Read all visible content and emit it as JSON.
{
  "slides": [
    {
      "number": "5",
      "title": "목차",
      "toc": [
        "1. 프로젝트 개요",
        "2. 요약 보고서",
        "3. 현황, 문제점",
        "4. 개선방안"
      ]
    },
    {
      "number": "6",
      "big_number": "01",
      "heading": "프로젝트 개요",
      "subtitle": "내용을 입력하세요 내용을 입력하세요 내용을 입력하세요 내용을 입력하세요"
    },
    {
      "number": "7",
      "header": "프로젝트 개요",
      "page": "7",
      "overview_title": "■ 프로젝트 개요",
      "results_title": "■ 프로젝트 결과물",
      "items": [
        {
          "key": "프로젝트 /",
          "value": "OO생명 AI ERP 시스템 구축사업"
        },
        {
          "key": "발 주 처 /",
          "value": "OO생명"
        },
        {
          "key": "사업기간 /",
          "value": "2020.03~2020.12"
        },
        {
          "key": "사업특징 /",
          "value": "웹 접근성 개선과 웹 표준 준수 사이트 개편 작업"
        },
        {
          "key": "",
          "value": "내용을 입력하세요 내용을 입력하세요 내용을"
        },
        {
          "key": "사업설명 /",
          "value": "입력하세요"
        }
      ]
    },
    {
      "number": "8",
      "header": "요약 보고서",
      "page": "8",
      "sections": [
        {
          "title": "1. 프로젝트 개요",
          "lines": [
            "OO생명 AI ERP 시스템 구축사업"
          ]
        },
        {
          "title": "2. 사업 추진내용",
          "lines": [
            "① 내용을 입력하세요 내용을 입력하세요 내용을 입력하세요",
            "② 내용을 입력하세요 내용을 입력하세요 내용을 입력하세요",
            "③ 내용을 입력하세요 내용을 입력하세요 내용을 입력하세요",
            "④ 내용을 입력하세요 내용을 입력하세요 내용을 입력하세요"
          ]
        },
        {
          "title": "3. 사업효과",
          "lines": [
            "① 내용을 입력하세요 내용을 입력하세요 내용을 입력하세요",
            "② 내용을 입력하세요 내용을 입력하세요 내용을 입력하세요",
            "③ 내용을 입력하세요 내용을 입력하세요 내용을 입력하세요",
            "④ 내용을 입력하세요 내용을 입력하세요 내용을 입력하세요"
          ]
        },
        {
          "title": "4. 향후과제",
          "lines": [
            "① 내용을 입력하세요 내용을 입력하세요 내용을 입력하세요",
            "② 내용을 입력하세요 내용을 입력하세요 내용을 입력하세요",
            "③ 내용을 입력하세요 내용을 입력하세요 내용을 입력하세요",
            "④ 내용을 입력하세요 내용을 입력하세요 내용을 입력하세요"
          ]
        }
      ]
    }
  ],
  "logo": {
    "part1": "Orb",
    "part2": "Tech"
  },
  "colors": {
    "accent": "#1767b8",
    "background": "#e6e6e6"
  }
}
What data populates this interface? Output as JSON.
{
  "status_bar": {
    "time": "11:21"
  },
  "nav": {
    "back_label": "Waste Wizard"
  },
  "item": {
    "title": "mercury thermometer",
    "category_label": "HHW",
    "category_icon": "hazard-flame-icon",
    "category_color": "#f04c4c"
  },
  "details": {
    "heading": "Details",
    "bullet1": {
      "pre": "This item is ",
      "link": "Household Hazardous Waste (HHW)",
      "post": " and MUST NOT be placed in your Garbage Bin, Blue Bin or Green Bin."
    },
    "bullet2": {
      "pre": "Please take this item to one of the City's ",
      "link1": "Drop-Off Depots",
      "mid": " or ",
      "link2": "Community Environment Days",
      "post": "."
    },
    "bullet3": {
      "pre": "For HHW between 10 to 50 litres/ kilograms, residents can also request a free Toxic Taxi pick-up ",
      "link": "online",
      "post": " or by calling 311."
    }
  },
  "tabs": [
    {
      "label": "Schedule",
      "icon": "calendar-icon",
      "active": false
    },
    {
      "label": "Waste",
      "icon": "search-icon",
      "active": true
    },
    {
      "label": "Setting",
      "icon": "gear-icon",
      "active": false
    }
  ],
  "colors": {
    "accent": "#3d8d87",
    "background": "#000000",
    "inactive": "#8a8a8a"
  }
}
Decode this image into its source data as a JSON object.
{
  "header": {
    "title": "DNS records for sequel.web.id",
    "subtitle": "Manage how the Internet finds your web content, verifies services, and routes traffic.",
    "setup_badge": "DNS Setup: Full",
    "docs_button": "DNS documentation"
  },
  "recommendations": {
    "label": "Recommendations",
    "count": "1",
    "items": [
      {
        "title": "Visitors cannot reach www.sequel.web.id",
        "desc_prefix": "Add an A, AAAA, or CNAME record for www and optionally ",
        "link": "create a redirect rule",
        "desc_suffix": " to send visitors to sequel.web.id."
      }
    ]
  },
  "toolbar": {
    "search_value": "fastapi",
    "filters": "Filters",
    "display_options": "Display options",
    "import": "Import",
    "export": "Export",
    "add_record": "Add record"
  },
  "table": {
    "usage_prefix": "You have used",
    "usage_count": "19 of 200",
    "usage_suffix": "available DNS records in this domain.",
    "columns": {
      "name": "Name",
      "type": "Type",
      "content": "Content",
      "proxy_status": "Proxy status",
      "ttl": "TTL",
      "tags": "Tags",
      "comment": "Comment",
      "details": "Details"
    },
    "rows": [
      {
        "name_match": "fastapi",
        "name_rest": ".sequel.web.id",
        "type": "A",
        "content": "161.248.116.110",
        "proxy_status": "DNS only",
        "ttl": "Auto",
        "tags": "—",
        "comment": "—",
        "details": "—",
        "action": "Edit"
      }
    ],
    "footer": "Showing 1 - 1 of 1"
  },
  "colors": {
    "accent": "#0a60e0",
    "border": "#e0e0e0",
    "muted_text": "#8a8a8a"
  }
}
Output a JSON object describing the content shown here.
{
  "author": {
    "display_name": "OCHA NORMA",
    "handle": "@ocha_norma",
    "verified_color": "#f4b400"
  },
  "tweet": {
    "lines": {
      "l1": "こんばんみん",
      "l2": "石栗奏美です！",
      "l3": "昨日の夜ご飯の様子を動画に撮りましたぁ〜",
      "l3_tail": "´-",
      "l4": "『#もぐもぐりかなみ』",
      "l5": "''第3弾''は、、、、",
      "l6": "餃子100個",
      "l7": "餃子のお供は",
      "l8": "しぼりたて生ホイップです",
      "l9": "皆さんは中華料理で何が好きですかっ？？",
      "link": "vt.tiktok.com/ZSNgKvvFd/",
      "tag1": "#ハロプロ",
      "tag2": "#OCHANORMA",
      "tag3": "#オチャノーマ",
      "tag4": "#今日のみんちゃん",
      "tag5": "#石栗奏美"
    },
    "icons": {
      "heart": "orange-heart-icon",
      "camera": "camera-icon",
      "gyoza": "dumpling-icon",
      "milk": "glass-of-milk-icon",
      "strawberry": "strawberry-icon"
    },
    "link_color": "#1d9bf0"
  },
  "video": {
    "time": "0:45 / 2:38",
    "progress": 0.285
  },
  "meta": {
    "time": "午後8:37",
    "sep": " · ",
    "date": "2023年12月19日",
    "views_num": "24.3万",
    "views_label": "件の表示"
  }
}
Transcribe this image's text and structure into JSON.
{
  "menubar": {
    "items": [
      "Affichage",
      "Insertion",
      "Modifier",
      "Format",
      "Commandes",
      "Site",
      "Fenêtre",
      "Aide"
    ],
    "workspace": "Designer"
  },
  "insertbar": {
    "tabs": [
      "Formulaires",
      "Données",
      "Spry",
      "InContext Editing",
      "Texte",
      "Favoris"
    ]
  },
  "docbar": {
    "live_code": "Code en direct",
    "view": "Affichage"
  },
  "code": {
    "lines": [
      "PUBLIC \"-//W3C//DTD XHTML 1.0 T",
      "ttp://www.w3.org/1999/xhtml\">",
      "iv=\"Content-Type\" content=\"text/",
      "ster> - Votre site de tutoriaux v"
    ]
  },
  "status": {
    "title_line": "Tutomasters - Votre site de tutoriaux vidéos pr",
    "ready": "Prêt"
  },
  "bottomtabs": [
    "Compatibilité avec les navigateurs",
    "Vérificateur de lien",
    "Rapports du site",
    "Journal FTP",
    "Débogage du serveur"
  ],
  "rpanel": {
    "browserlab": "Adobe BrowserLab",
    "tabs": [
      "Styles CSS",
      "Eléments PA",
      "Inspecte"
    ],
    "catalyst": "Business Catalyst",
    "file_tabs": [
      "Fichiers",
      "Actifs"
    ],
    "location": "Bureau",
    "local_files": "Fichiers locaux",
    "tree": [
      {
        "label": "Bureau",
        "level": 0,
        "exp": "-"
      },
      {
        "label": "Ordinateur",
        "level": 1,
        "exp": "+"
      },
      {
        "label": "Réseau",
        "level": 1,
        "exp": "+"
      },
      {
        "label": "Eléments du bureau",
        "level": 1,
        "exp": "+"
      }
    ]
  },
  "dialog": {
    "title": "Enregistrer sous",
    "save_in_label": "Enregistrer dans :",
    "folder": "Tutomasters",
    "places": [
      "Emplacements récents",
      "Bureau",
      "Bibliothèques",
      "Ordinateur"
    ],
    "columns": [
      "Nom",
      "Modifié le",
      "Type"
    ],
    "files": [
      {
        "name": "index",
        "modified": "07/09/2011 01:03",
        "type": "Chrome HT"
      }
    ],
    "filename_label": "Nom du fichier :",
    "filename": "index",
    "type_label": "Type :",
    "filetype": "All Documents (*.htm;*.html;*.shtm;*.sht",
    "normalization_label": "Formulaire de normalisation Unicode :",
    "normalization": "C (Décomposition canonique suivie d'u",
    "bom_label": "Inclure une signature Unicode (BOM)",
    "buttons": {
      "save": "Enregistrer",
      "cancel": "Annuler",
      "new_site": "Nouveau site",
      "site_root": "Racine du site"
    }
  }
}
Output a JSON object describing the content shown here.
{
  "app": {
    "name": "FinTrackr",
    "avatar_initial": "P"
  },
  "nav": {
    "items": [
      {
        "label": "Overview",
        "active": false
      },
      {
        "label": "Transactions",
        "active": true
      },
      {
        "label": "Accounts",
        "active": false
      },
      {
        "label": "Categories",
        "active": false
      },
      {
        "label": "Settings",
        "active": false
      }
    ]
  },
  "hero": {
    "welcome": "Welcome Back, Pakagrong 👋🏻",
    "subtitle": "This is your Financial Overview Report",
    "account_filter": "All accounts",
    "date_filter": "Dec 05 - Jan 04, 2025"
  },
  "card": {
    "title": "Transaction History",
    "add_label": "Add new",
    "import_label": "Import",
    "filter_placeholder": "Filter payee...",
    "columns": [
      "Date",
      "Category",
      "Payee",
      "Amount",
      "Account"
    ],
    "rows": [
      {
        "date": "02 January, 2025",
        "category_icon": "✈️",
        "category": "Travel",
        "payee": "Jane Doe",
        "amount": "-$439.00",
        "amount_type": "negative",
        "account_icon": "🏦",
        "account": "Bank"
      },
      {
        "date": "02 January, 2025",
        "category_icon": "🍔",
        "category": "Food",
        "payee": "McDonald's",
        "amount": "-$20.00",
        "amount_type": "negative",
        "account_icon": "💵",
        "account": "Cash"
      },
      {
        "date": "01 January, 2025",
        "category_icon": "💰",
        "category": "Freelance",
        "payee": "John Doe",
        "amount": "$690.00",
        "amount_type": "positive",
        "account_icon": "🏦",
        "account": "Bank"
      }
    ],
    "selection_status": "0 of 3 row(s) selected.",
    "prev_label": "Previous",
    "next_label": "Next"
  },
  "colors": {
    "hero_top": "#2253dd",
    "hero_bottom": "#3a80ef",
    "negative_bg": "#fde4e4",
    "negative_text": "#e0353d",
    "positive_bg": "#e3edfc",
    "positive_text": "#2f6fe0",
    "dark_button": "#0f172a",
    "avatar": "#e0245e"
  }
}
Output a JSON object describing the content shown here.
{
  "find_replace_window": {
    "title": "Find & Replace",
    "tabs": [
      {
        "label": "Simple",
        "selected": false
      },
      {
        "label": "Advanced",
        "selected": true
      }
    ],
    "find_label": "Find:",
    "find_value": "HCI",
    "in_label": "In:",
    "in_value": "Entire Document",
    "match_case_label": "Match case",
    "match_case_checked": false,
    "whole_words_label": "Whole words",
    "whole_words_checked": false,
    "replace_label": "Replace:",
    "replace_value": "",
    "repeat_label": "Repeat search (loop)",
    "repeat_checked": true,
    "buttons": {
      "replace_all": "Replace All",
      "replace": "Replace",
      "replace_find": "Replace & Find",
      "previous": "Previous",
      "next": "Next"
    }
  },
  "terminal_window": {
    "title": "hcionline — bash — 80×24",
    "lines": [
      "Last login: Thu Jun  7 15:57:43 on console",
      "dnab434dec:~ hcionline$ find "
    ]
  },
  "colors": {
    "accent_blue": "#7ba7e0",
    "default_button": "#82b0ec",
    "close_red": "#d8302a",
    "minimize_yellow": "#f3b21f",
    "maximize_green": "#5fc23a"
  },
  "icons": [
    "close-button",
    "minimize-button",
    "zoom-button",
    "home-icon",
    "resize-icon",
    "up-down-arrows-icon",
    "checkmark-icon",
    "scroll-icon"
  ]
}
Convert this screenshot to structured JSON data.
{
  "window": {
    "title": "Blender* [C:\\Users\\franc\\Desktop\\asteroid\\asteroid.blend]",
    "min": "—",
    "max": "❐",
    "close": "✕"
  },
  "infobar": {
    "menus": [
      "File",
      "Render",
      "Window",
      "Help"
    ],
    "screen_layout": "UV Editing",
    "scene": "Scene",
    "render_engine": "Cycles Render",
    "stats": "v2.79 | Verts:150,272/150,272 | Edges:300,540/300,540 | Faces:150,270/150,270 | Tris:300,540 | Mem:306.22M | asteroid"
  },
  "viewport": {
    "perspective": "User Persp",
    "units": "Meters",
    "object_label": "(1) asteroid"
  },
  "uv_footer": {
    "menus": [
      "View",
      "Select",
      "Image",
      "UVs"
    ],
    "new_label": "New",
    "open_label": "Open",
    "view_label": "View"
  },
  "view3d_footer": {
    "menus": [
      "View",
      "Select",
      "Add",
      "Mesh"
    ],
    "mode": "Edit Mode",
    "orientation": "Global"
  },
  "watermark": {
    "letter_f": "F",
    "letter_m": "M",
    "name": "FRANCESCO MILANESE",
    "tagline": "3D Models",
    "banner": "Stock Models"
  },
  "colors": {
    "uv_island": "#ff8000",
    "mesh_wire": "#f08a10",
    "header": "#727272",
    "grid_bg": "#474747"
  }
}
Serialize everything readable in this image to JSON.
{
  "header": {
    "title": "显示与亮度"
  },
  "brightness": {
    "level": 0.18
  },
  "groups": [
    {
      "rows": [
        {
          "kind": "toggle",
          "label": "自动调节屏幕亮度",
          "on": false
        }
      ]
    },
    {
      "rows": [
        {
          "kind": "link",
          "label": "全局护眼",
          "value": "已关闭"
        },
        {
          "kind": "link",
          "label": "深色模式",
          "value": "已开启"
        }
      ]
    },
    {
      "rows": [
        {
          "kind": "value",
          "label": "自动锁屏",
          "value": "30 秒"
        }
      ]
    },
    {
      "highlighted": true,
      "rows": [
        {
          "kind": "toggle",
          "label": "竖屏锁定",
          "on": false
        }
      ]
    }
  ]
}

- - - -

What you need to do
Which lines include "asteroid"? Copy each of them out.

Full output
    "title": "Blender* [C:\\Users\\franc\\Desktop\\asteroid\\asteroid.blend]",
    "stats": "v2.79 | Verts:150,272/150,272 | Edges:300,540/300,540 | Faces:150,270/150,270 | Tris:300,540 | Mem:306.22M | asteroid"
    "object_label": "(1) asteroid"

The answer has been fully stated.